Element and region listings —
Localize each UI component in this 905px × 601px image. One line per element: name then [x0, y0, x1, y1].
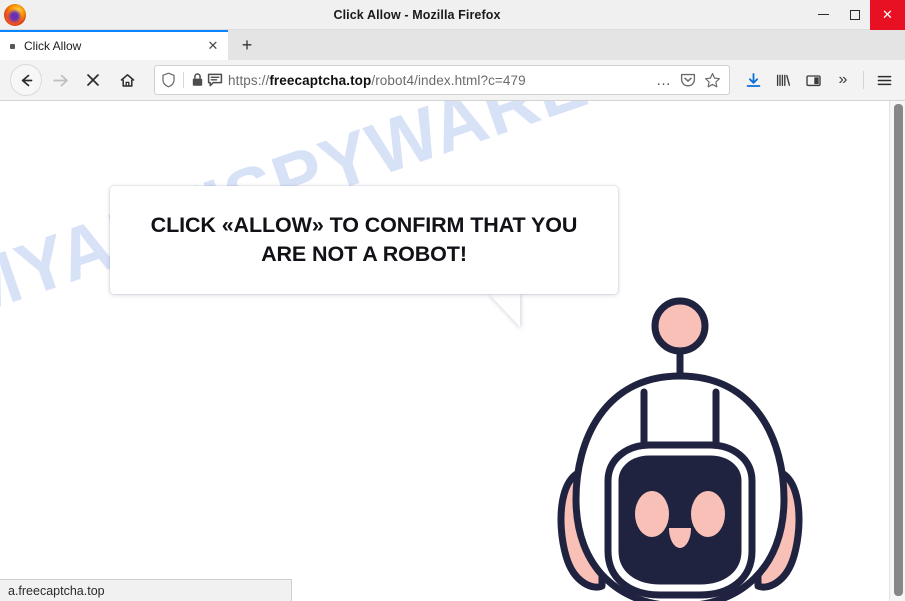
speech-bubble-tail [488, 293, 520, 327]
window-titlebar: Click Allow - Mozilla Firefox ✕ [0, 0, 905, 30]
instruction-line-2: ARE NOT A ROBOT! [261, 242, 467, 266]
url-text[interactable]: https://freecaptcha.top/robot4/index.htm… [228, 73, 653, 88]
back-arrow-icon [21, 74, 32, 86]
page-content: MYANTISPYWARE.COM CLICK «ALLOW» TO CONFI… [0, 101, 905, 601]
toolbar-divider [863, 71, 864, 89]
bookmark-star-icon[interactable] [701, 69, 723, 91]
tab-favicon-icon [10, 43, 15, 49]
pocket-icon[interactable] [677, 69, 699, 91]
instruction-line-1: CLICK «ALLOW» TO CONFIRM THAT YOU [150, 213, 578, 238]
back-button[interactable] [10, 64, 42, 96]
navigation-toolbar: https://freecaptcha.top/robot4/index.htm… [0, 60, 905, 101]
address-bar[interactable]: https://freecaptcha.top/robot4/index.htm… [154, 65, 730, 95]
hamburger-menu-icon [877, 75, 891, 85]
home-icon [120, 73, 134, 87]
forward-arrow-icon [52, 74, 68, 86]
sidebar-button[interactable] [798, 64, 828, 96]
stop-x-icon [87, 74, 99, 86]
page-scrollbar[interactable] [889, 101, 905, 601]
tracking-protection-shield-icon [162, 72, 175, 88]
maximize-button[interactable] [839, 0, 870, 30]
overflow-menu-button[interactable]: » [828, 64, 858, 96]
identity-box[interactable] [161, 72, 223, 88]
browser-tab-click-allow[interactable]: Click Allow ✕ [0, 30, 228, 60]
toolbar-actions: » [738, 64, 905, 96]
window-title: Click Allow - Mozilla Firefox [333, 7, 501, 22]
url-scheme: https:// [228, 72, 270, 88]
notification-permission-icon [207, 73, 223, 87]
home-button[interactable] [110, 64, 144, 96]
address-bar-actions: … [653, 69, 723, 91]
close-window-button[interactable]: ✕ [870, 0, 905, 30]
sidebar-icon [805, 74, 821, 86]
status-bar-text: a.freecaptcha.top [8, 583, 105, 598]
status-bar: a.freecaptcha.top [0, 579, 292, 601]
firefox-logo-icon [4, 3, 26, 26]
robot-illustration [540, 256, 820, 601]
tab-close-icon[interactable]: ✕ [202, 35, 224, 57]
new-tab-button[interactable]: + [228, 30, 266, 60]
padlock-icon [192, 73, 203, 86]
url-path: /robot4/index.html?c=479 [371, 72, 526, 88]
download-arrow-icon [746, 72, 760, 87]
library-icon [776, 74, 790, 86]
scrollbar-thumb[interactable] [894, 104, 903, 596]
window-controls: ✕ [808, 0, 905, 30]
app-menu-button[interactable] [869, 64, 899, 96]
forward-button [42, 64, 76, 96]
tab-title: Click Allow [24, 39, 82, 53]
instruction-text: CLICK «ALLOW» TO CONFIRM THAT YOU ARE NO… [151, 211, 578, 268]
page-actions-button[interactable]: … [653, 69, 675, 91]
stop-loading-button[interactable] [76, 64, 110, 96]
downloads-button[interactable] [738, 64, 768, 96]
url-host: freecaptcha.top [269, 72, 372, 88]
identity-separator [183, 72, 184, 88]
minimize-button[interactable] [808, 0, 839, 30]
library-button[interactable] [768, 64, 798, 96]
tab-strip: Click Allow ✕ + [0, 30, 905, 60]
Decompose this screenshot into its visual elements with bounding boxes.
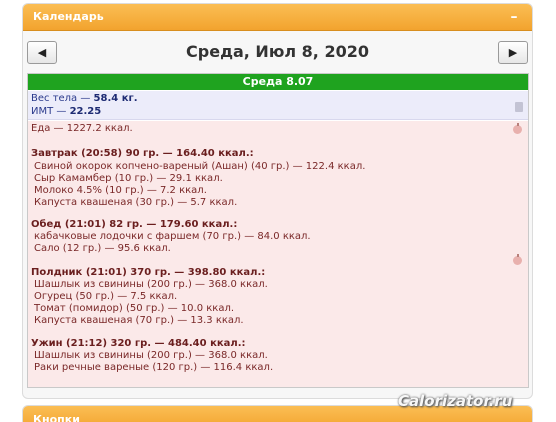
next-day-button[interactable]: ▶: [498, 41, 528, 64]
next-panel-title: Кнопки: [33, 413, 80, 422]
meal-item: Сыр Камамбер (10 гр.) — 29.1 ккал.: [34, 173, 223, 184]
calendar-panel: Календарь – ◀ Среда, Июл 8, 2020 ▶ Среда…: [22, 3, 533, 399]
bmi-line: ИМТ — 22.25: [31, 106, 101, 117]
meal-item: Капуста квашеная (70 гр.) — 13.3 ккал.: [34, 315, 244, 326]
meal-item: Молоко 4.5% (10 гр.) — 7.2 ккал.: [34, 185, 207, 196]
body-stats: Вес тела — 58.4 кг. ИМТ — 22.25: [28, 91, 528, 120]
meal-header-lunch: Обед (21:01) 82 гр. — 179.60 ккал.:: [31, 219, 238, 230]
meal-item: Свиной окорок копчено-вареный (Ашан) (40…: [34, 161, 366, 172]
meal-header-dinner: Ужин (21:12) 320 гр. — 484.40 ккал.:: [31, 338, 246, 349]
weight-line: Вес тела — 58.4 кг.: [31, 93, 138, 104]
bmi-label: ИМТ —: [31, 106, 70, 117]
food-total: Еда — 1227.2 ккал.: [31, 123, 133, 134]
day-summary: Среда 8.07 Вес тела — 58.4 кг. ИМТ — 22.…: [27, 73, 529, 388]
date-title: Среда, Июл 8, 2020: [186, 42, 369, 61]
bmi-value: 22.25: [69, 106, 102, 117]
meal-item: кабачковые лодочки с фаршем (70 гр.) — 8…: [34, 231, 311, 242]
prev-day-button[interactable]: ◀: [27, 41, 57, 64]
meal-item: Капуста квашеная (30 гр.) — 5.7 ккал.: [34, 197, 238, 208]
weight-label: Вес тела —: [31, 93, 94, 104]
meal-item: Сало (12 гр.) — 95.6 ккал.: [34, 243, 171, 254]
food-block: Еда — 1227.2 ккал. Завтрак (20:58) 90 гр…: [28, 121, 528, 387]
day-bar: Среда 8.07: [28, 74, 528, 90]
meal-item: Раки речные вареные (120 гр.) — 116.4 кк…: [34, 362, 274, 373]
calendar-panel-title: Календарь: [33, 10, 104, 23]
meal-item: Шашлык из свинины (200 гр.) — 368.0 ккал…: [34, 279, 268, 290]
meal-item: Томат (помидор) (50 гр.) — 10.0 ккал.: [34, 303, 235, 314]
meal-header-breakfast: Завтрак (20:58) 90 гр. — 164.40 ккал.:: [31, 148, 254, 159]
apple-icon[interactable]: [513, 254, 522, 265]
apple-icon[interactable]: [513, 123, 522, 134]
calendar-panel-header[interactable]: Календарь –: [23, 4, 532, 31]
scale-icon[interactable]: [515, 102, 523, 112]
watermark: Calorizator.ru: [398, 392, 513, 410]
weight-value: 58.4 кг.: [93, 93, 138, 104]
collapse-icon[interactable]: –: [508, 9, 520, 25]
meal-header-snack: Полдник (21:01) 370 гр. — 398.80 ккал.:: [31, 267, 266, 278]
meal-item: Огурец (50 гр.) — 7.5 ккал.: [34, 291, 178, 302]
meal-item: Шашлык из свинины (200 гр.) — 368.0 ккал…: [34, 350, 268, 361]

What to produce — Change every occurrence of "meal-item" in the material to "food-entry" and reproduce the material with all other text unchanged. Omit the pictures from the answer.

Exercise output —
Localize each UI component in this 905px × 601px image. One line per element: name then [x0, y0, x1, y1].
speech-bubble-tail [488, 293, 520, 327]
window-titlebar: Click Allow - Mozilla Firefox ✕ [0, 0, 905, 30]
instruction-line-2: ARE NOT A ROBOT! [261, 242, 467, 266]
url-text[interactable]: https://freecaptcha.top/robot4/index.htm… [228, 73, 653, 88]
back-arrow-icon [21, 74, 32, 86]
page-content: MYANTISPYWARE.COM CLICK «ALLOW» TO CONFI… [0, 101, 905, 601]
toolbar-divider [863, 71, 864, 89]
bookmark-star-icon[interactable] [701, 69, 723, 91]
tab-favicon-icon [10, 43, 15, 49]
pocket-icon[interactable] [677, 69, 699, 91]
instruction-line-1: CLICK «ALLOW» TO CONFIRM THAT YOU [150, 213, 578, 238]
back-button[interactable] [10, 64, 42, 96]
navigation-toolbar: https://freecaptcha.top/robot4/index.htm… [0, 60, 905, 101]
address-bar[interactable]: https://freecaptcha.top/robot4/index.htm… [154, 65, 730, 95]
hamburger-menu-icon [877, 75, 891, 85]
home-icon [120, 73, 134, 87]
forward-arrow-icon [52, 74, 68, 86]
sidebar-button[interactable] [798, 64, 828, 96]
stop-x-icon [87, 74, 99, 86]
page-scrollbar[interactable] [889, 101, 905, 601]
tracking-protection-shield-icon [162, 72, 175, 88]
maximize-button[interactable] [839, 0, 870, 30]
overflow-menu-button[interactable]: » [828, 64, 858, 96]
identity-box[interactable] [161, 72, 223, 88]
browser-tab-click-allow[interactable]: Click Allow ✕ [0, 30, 228, 60]
toolbar-actions: » [738, 64, 905, 96]
window-title: Click Allow - Mozilla Firefox [333, 7, 501, 22]
url-scheme: https:// [228, 72, 270, 88]
notification-permission-icon [207, 73, 223, 87]
home-button[interactable] [110, 64, 144, 96]
address-bar-actions: … [653, 69, 723, 91]
close-window-button[interactable]: ✕ [870, 0, 905, 30]
sidebar-icon [805, 74, 821, 86]
status-bar-text: a.freecaptcha.top [8, 583, 105, 598]
status-bar: a.freecaptcha.top [0, 579, 292, 601]
firefox-logo-icon [4, 3, 26, 26]
robot-illustration [540, 256, 820, 601]
tab-close-icon[interactable]: ✕ [202, 35, 224, 57]
new-tab-button[interactable]: + [228, 30, 266, 60]
padlock-icon [192, 73, 203, 86]
url-path: /robot4/index.html?c=479 [371, 72, 526, 88]
download-arrow-icon [746, 72, 760, 87]
library-icon [776, 74, 790, 86]
scrollbar-thumb[interactable] [894, 104, 903, 596]
window-controls: ✕ [808, 0, 905, 30]
app-menu-button[interactable] [869, 64, 899, 96]
forward-button [42, 64, 76, 96]
tab-title: Click Allow [24, 39, 82, 53]
instruction-text: CLICK «ALLOW» TO CONFIRM THAT YOU ARE NO… [151, 211, 578, 268]
page-actions-button[interactable]: … [653, 69, 675, 91]
stop-loading-button[interactable] [76, 64, 110, 96]
downloads-button[interactable] [738, 64, 768, 96]
url-host: freecaptcha.top [269, 72, 372, 88]
identity-separator [183, 72, 184, 88]
minimize-button[interactable] [808, 0, 839, 30]
library-button[interactable] [768, 64, 798, 96]
tab-strip: Click Allow ✕ + [0, 30, 905, 60]
Decompose this screenshot into its visual elements with bounding boxes.
next-day-button[interactable]: ▶: [498, 41, 528, 64]
next-panel-title: Кнопки: [33, 413, 80, 422]
food-entry: Сыр Камамбер (10 гр.) — 29.1 ккал.: [34, 173, 223, 184]
calendar-panel: Календарь – ◀ Среда, Июл 8, 2020 ▶ Среда…: [22, 3, 533, 399]
bmi-line: ИМТ — 22.25: [31, 106, 101, 117]
food-entry: Капуста квашеная (70 гр.) — 13.3 ккал.: [34, 315, 244, 326]
food-entry: Молоко 4.5% (10 гр.) — 7.2 ккал.: [34, 185, 207, 196]
body-stats: Вес тела — 58.4 кг. ИМТ — 22.25: [28, 91, 528, 120]
meal-header-lunch: Обед (21:01) 82 гр. — 179.60 ккал.:: [31, 219, 238, 230]
food-entry: Свиной окорок копчено-вареный (Ашан) (40…: [34, 161, 366, 172]
meal-header-dinner: Ужин (21:12) 320 гр. — 484.40 ккал.:: [31, 338, 246, 349]
weight-line: Вес тела — 58.4 кг.: [31, 93, 138, 104]
bmi-label: ИМТ —: [31, 106, 70, 117]
food-total: Еда — 1227.2 ккал.: [31, 123, 133, 134]
day-summary: Среда 8.07 Вес тела — 58.4 кг. ИМТ — 22.…: [27, 73, 529, 388]
date-title: Среда, Июл 8, 2020: [186, 42, 369, 61]
bmi-value: 22.25: [69, 106, 102, 117]
food-entry: кабачковые лодочки с фаршем (70 гр.) — 8…: [34, 231, 311, 242]
prev-day-button[interactable]: ◀: [27, 41, 57, 64]
food-entry: Капуста квашеная (30 гр.) — 5.7 ккал.: [34, 197, 238, 208]
weight-label: Вес тела —: [31, 93, 94, 104]
food-entry: Сало (12 гр.) — 95.6 ккал.: [34, 243, 171, 254]
food-block: Еда — 1227.2 ккал. Завтрак (20:58) 90 гр…: [28, 121, 528, 387]
day-bar: Среда 8.07: [28, 74, 528, 90]
food-entry: Раки речные вареные (120 гр.) — 116.4 кк…: [34, 362, 274, 373]
calendar-panel-title: Календарь: [33, 10, 104, 23]
food-entry: Шашлык из свинины (200 гр.) — 368.0 ккал…: [34, 279, 268, 290]
food-entry: Томат (помидор) (50 гр.) — 10.0 ккал.: [34, 303, 235, 314]
meal-header-breakfast: Завтрак (20:58) 90 гр. — 164.40 ккал.:: [31, 148, 254, 159]
apple-icon[interactable]: [513, 254, 522, 265]
apple-icon[interactable]: [513, 123, 522, 134]
calendar-panel-header[interactable]: Календарь –: [23, 4, 532, 31]
scale-icon[interactable]: [515, 102, 523, 112]
watermark: Calorizator.ru: [398, 392, 513, 410]
weight-value: 58.4 кг.: [93, 93, 138, 104]
collapse-icon[interactable]: –: [508, 9, 520, 25]
meal-header-snack: Полдник (21:01) 370 гр. — 398.80 ккал.:: [31, 267, 266, 278]
food-entry: Огурец (50 гр.) — 7.5 ккал.: [34, 291, 178, 302]
food-entry: Шашлык из свинины (200 гр.) — 368.0 ккал…: [34, 350, 268, 361]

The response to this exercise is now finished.